(Saved data entries)
■ ■ ■ ■ ■ ■ ■

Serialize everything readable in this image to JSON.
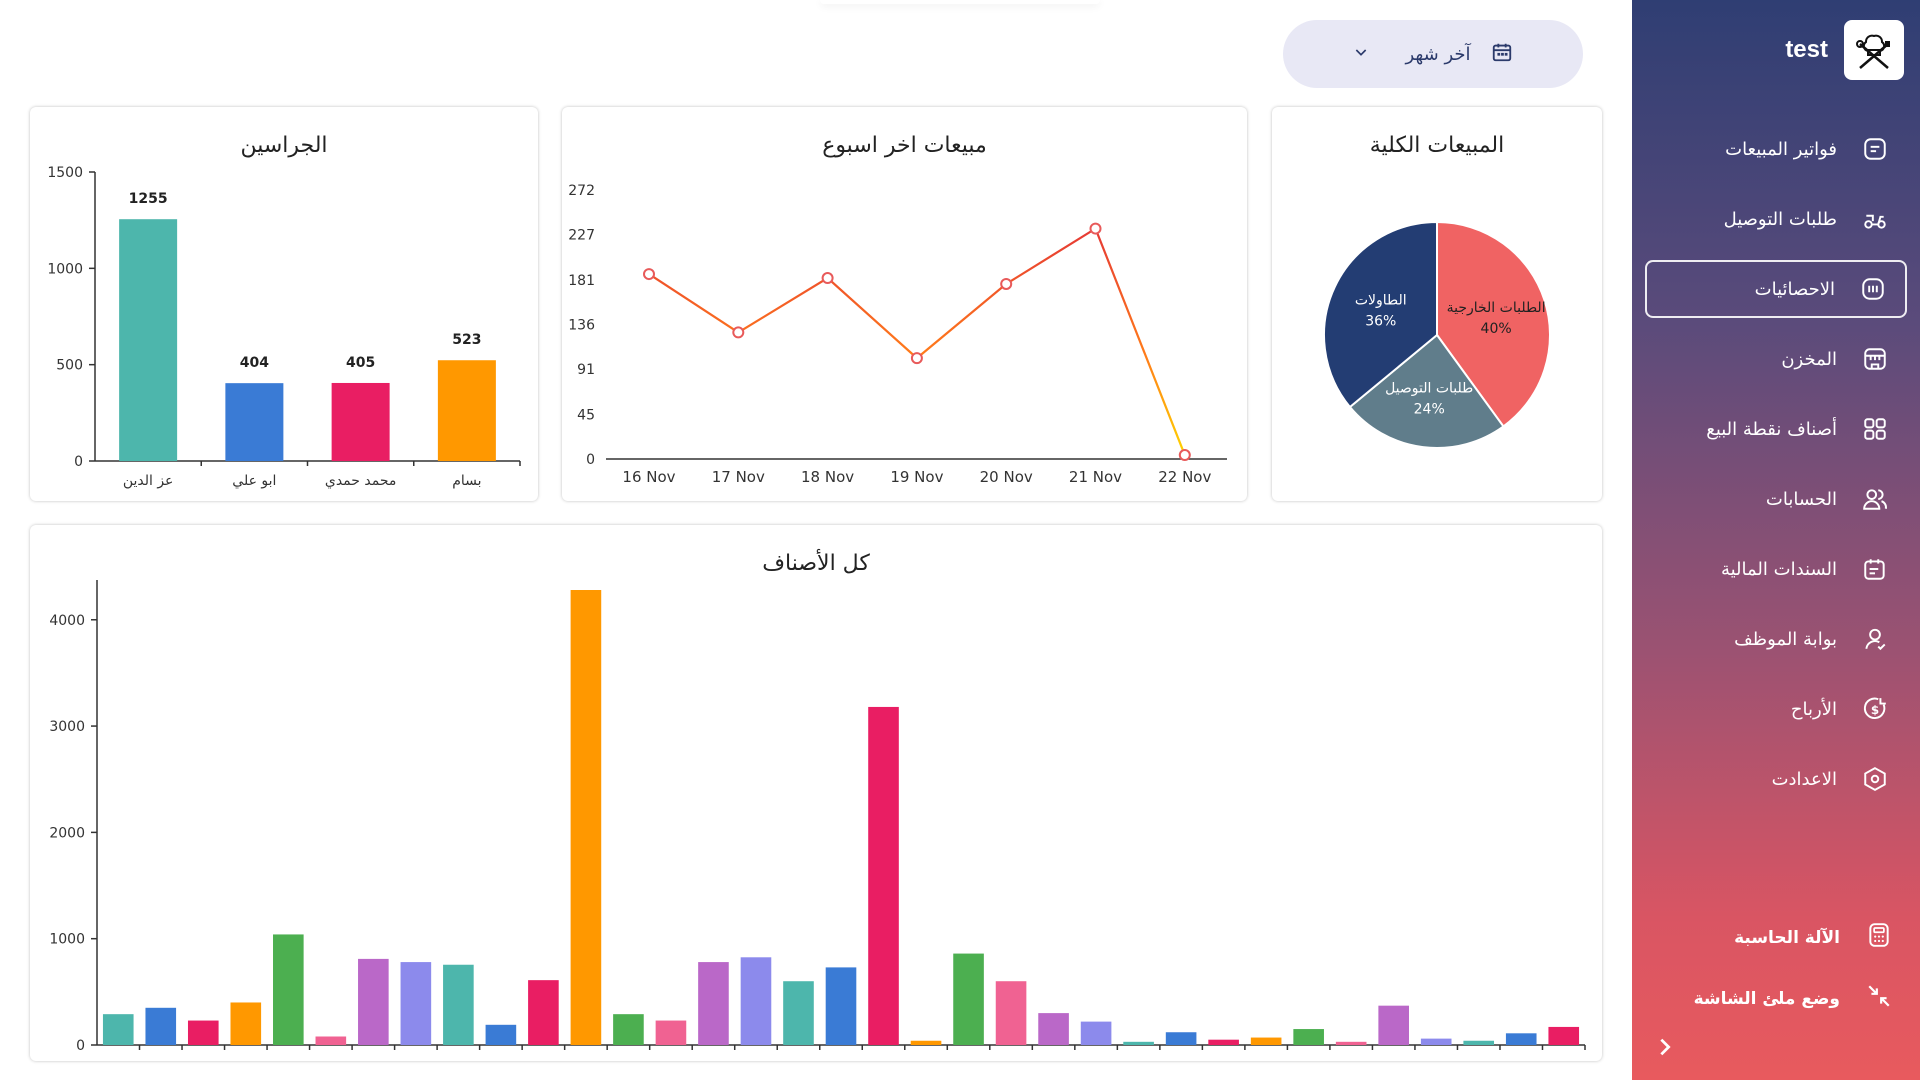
{
  "header": {
    "date_filter": {
      "label": "آخر شهر"
    }
  },
  "sidebar": {
    "brand_name": "test",
    "items": [
      {
        "label": "فواتير المبيعات",
        "icon": "invoice-icon",
        "active": false
      },
      {
        "label": "طلبات التوصيل",
        "icon": "delivery-scooter-icon",
        "active": false
      },
      {
        "label": "الاحصائيات",
        "icon": "stats-icon",
        "active": true
      },
      {
        "label": "المخزن",
        "icon": "store-icon",
        "active": false
      },
      {
        "label": "أصناف نقطة البيع",
        "icon": "grid-icon",
        "active": false
      },
      {
        "label": "الحسابات",
        "icon": "users-icon",
        "active": false
      },
      {
        "label": "السندات المالية",
        "icon": "calendar-note-icon",
        "active": false
      },
      {
        "label": "بوابة الموظف",
        "icon": "employee-icon",
        "active": false
      },
      {
        "label": "الأرباح",
        "icon": "dollar-icon",
        "active": false
      },
      {
        "label": "الاعدادت",
        "icon": "settings-hex-icon",
        "active": false
      }
    ],
    "calculator_label": "الآلة الحاسبة",
    "fullscreen_label": "وضع ملئ الشاشة"
  },
  "colors": {
    "teal": "#4db6ac",
    "blue": "#3a7bd5",
    "pink": "#e91e63",
    "orange": "#ff9800",
    "green": "#4caf50",
    "light_pink": "#f06292",
    "purple": "#ba68c8",
    "periwinkle": "#8c8aec",
    "pie_red": "#f06363",
    "pie_navy": "#233d73",
    "pie_slate": "#607d8b"
  },
  "chart_data": [
    {
      "id": "total-sales",
      "type": "pie",
      "title": "المبيعات الكلية",
      "slices": [
        {
          "name": "الطلبات الخارجية",
          "value": 40,
          "label": "40%"
        },
        {
          "name": "طلبات التوصيل",
          "value": 24,
          "label": "24%"
        },
        {
          "name": "الطاولات",
          "value": 36,
          "label": "36%"
        }
      ]
    },
    {
      "id": "weekly-sales",
      "type": "line",
      "title": "مبيعات اخر اسبوع",
      "categories": [
        "16 Nov",
        "17 Nov",
        "18 Nov",
        "19 Nov",
        "20 Nov",
        "21 Nov",
        "22 Nov"
      ],
      "values": [
        187,
        128,
        183,
        102,
        177,
        233,
        4
      ],
      "yticks": [
        0,
        45,
        91,
        136,
        181,
        227,
        272
      ],
      "ylim": [
        0,
        272
      ],
      "grid": false
    },
    {
      "id": "waiters",
      "type": "bar",
      "title": "الجراسين",
      "categories": [
        "عز الدين",
        "ابو علي",
        "محمد حمدي",
        "بسام"
      ],
      "values": [
        1255,
        404,
        405,
        523
      ],
      "yticks": [
        0,
        500,
        1000,
        1500
      ],
      "ylim": [
        0,
        1500
      ],
      "grid": false
    },
    {
      "id": "all-items",
      "type": "bar",
      "title": "كل الأصناف",
      "values": [
        290,
        350,
        230,
        400,
        1040,
        80,
        810,
        780,
        755,
        190,
        610,
        4280,
        290,
        230,
        780,
        825,
        600,
        730,
        3180,
        40,
        860,
        600,
        300,
        220,
        30,
        120,
        50,
        70,
        150,
        30,
        370,
        60,
        40,
        110,
        170
      ],
      "yticks": [
        0,
        1000,
        2000,
        3000,
        4000
      ],
      "ylim": [
        0,
        4280
      ],
      "grid": false
    }
  ]
}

■ ■ ■ ■ ■ ■ ■

SHORT PROBLEM: Drop the images and repeat the data exactly.

TASK RESULT:
Serialize everything readable in this image to JSON.
{
  "header": {
    "date_filter": {
      "label": "آخر شهر"
    }
  },
  "sidebar": {
    "brand_name": "test",
    "items": [
      {
        "label": "فواتير المبيعات",
        "icon": "invoice-icon",
        "active": false
      },
      {
        "label": "طلبات التوصيل",
        "icon": "delivery-scooter-icon",
        "active": false
      },
      {
        "label": "الاحصائيات",
        "icon": "stats-icon",
        "active": true
      },
      {
        "label": "المخزن",
        "icon": "store-icon",
        "active": false
      },
      {
        "label": "أصناف نقطة البيع",
        "icon": "grid-icon",
        "active": false
      },
      {
        "label": "الحسابات",
        "icon": "users-icon",
        "active": false
      },
      {
        "label": "السندات المالية",
        "icon": "calendar-note-icon",
        "active": false
      },
      {
        "label": "بوابة الموظف",
        "icon": "employee-icon",
        "active": false
      },
      {
        "label": "الأرباح",
        "icon": "dollar-icon",
        "active": false
      },
      {
        "label": "الاعدادت",
        "icon": "settings-hex-icon",
        "active": false
      }
    ],
    "calculator_label": "الآلة الحاسبة",
    "fullscreen_label": "وضع ملئ الشاشة"
  },
  "colors": {
    "teal": "#4db6ac",
    "blue": "#3a7bd5",
    "pink": "#e91e63",
    "orange": "#ff9800",
    "green": "#4caf50",
    "light_pink": "#f06292",
    "purple": "#ba68c8",
    "periwinkle": "#8c8aec",
    "pie_red": "#f06363",
    "pie_navy": "#233d73",
    "pie_slate": "#607d8b"
  },
  "chart_data": [
    {
      "id": "total-sales",
      "type": "pie",
      "title": "المبيعات الكلية",
      "slices": [
        {
          "name": "الطلبات الخارجية",
          "value": 40,
          "label": "40%"
        },
        {
          "name": "طلبات التوصيل",
          "value": 24,
          "label": "24%"
        },
        {
          "name": "الطاولات",
          "value": 36,
          "label": "36%"
        }
      ]
    },
    {
      "id": "weekly-sales",
      "type": "line",
      "title": "مبيعات اخر اسبوع",
      "categories": [
        "16 Nov",
        "17 Nov",
        "18 Nov",
        "19 Nov",
        "20 Nov",
        "21 Nov",
        "22 Nov"
      ],
      "values": [
        187,
        128,
        183,
        102,
        177,
        233,
        4
      ],
      "yticks": [
        0,
        45,
        91,
        136,
        181,
        227,
        272
      ],
      "ylim": [
        0,
        272
      ],
      "grid": false
    },
    {
      "id": "waiters",
      "type": "bar",
      "title": "الجراسين",
      "categories": [
        "عز الدين",
        "ابو علي",
        "محمد حمدي",
        "بسام"
      ],
      "values": [
        1255,
        404,
        405,
        523
      ],
      "yticks": [
        0,
        500,
        1000,
        1500
      ],
      "ylim": [
        0,
        1500
      ],
      "grid": false
    },
    {
      "id": "all-items",
      "type": "bar",
      "title": "كل الأصناف",
      "values": [
        290,
        350,
        230,
        400,
        1040,
        80,
        810,
        780,
        755,
        190,
        610,
        4280,
        290,
        230,
        780,
        825,
        600,
        730,
        3180,
        40,
        860,
        600,
        300,
        220,
        30,
        120,
        50,
        70,
        150,
        30,
        370,
        60,
        40,
        110,
        170
      ],
      "yticks": [
        0,
        1000,
        2000,
        3000,
        4000
      ],
      "ylim": [
        0,
        4280
      ],
      "grid": false
    }
  ]
}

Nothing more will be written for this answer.